*Written exercise*: For each line that holds "moyen", copy the line out.

════════

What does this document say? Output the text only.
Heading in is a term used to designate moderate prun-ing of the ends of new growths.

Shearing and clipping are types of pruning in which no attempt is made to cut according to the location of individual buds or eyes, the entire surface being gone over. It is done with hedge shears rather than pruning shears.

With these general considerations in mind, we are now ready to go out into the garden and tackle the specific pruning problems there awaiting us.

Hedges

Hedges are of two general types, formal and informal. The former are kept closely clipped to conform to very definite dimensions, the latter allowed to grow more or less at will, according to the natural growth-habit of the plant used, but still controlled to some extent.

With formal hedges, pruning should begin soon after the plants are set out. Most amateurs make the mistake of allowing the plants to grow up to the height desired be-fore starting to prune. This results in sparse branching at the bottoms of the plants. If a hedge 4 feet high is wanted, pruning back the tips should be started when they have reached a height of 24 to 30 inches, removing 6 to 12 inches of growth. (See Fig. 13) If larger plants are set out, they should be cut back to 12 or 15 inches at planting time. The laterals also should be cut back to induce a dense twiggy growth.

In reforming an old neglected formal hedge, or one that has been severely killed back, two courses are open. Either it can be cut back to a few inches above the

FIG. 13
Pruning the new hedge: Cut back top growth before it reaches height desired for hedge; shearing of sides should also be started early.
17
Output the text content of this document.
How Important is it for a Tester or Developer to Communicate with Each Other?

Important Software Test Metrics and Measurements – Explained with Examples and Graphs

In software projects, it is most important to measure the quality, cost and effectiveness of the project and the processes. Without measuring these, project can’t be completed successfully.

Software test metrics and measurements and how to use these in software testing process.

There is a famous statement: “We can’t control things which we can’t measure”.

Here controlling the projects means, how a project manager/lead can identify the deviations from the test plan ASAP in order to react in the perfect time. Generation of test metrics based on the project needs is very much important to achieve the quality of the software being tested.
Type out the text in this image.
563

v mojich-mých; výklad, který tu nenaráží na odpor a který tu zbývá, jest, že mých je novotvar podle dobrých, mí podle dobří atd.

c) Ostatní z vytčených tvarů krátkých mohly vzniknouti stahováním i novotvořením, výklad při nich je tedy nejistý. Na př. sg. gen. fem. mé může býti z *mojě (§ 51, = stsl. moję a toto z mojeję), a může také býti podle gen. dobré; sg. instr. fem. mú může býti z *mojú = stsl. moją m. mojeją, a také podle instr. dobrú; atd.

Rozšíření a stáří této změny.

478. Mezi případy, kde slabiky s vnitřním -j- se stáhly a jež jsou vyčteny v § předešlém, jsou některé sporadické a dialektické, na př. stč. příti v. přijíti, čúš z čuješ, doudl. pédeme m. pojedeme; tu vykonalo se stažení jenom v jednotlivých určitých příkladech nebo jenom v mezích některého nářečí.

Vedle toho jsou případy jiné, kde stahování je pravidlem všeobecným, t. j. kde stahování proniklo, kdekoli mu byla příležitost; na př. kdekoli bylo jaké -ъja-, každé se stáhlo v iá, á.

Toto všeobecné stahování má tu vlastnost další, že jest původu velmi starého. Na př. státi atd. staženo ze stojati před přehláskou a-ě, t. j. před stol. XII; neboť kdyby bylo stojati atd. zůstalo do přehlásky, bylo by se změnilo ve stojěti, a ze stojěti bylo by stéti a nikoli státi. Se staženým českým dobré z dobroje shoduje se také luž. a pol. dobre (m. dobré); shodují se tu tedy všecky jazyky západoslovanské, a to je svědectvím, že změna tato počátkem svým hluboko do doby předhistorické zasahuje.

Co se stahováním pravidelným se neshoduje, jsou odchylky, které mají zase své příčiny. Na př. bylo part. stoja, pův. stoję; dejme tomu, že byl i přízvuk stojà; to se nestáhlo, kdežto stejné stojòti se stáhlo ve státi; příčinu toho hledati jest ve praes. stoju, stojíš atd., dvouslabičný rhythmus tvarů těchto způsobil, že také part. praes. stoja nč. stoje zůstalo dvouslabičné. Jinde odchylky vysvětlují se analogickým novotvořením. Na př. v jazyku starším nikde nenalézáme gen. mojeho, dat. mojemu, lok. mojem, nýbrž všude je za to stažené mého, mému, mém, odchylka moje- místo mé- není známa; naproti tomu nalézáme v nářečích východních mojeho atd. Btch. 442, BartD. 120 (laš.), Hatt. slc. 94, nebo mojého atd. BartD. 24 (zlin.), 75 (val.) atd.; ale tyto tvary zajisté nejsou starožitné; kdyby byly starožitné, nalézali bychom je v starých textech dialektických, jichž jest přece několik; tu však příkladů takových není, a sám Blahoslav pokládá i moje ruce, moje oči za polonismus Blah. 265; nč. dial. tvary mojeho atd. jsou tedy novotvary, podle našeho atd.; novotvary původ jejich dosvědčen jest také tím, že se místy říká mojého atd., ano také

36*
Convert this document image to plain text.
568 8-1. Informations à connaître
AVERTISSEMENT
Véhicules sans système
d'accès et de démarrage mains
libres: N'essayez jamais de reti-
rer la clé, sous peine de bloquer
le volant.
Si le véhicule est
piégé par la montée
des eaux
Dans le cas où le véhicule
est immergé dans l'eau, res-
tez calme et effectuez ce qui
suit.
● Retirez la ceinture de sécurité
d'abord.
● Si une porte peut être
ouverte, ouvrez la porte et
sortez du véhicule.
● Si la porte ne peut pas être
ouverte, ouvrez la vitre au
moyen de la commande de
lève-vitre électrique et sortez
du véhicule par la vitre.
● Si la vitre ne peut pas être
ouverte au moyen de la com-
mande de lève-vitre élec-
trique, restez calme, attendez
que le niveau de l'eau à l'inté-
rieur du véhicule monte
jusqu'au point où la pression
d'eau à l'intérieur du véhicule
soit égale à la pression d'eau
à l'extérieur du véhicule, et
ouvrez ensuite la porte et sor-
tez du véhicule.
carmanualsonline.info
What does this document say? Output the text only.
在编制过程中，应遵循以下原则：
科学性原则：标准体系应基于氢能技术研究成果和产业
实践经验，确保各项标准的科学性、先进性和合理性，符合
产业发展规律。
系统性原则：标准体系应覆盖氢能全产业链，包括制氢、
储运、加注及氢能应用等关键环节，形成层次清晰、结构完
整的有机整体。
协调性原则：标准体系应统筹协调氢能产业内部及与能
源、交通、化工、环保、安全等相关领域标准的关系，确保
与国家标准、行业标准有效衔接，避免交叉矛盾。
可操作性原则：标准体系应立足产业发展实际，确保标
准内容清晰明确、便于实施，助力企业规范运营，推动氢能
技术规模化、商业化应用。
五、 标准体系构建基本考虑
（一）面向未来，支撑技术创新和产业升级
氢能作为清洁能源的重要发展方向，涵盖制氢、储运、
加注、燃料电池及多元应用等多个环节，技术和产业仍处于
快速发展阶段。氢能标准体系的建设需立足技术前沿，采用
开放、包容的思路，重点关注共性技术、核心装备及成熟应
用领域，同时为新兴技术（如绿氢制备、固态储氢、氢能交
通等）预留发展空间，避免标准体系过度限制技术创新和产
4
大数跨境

════════

*Exercise solution*:
moyen de la commande de
ouverte au moyen de la com-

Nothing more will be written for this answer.